(Recorded data)
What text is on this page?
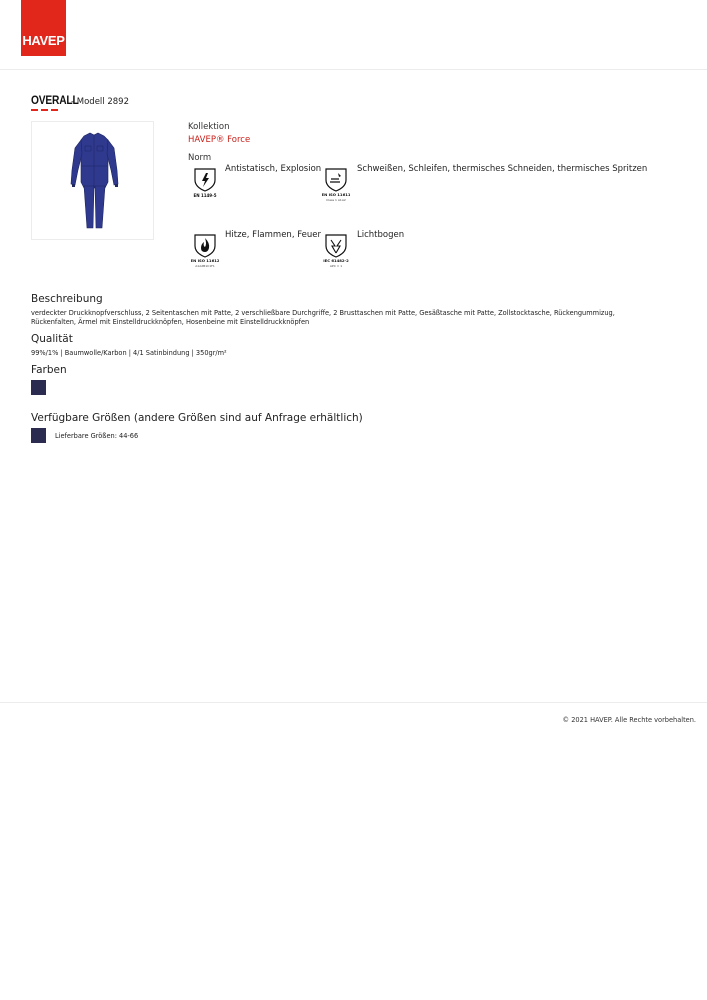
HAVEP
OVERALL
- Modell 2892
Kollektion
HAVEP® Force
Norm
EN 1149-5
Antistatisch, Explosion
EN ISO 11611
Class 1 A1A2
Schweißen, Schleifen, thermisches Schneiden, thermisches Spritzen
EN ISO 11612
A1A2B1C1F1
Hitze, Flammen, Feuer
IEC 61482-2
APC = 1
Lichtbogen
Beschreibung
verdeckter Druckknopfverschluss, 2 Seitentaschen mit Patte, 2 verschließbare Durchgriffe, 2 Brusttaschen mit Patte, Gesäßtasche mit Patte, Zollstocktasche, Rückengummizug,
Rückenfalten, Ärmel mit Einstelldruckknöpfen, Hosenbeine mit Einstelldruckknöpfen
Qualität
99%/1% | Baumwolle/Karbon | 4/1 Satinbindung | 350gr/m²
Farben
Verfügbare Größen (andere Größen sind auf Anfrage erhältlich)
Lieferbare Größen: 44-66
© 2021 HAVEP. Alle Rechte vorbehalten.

_Set task:_
From the data above, copy each line that has the string "HAVEP".

_Solution:_
HAVEP
HAVEP® Force
© 2021 HAVEP. Alle Rechte vorbehalten.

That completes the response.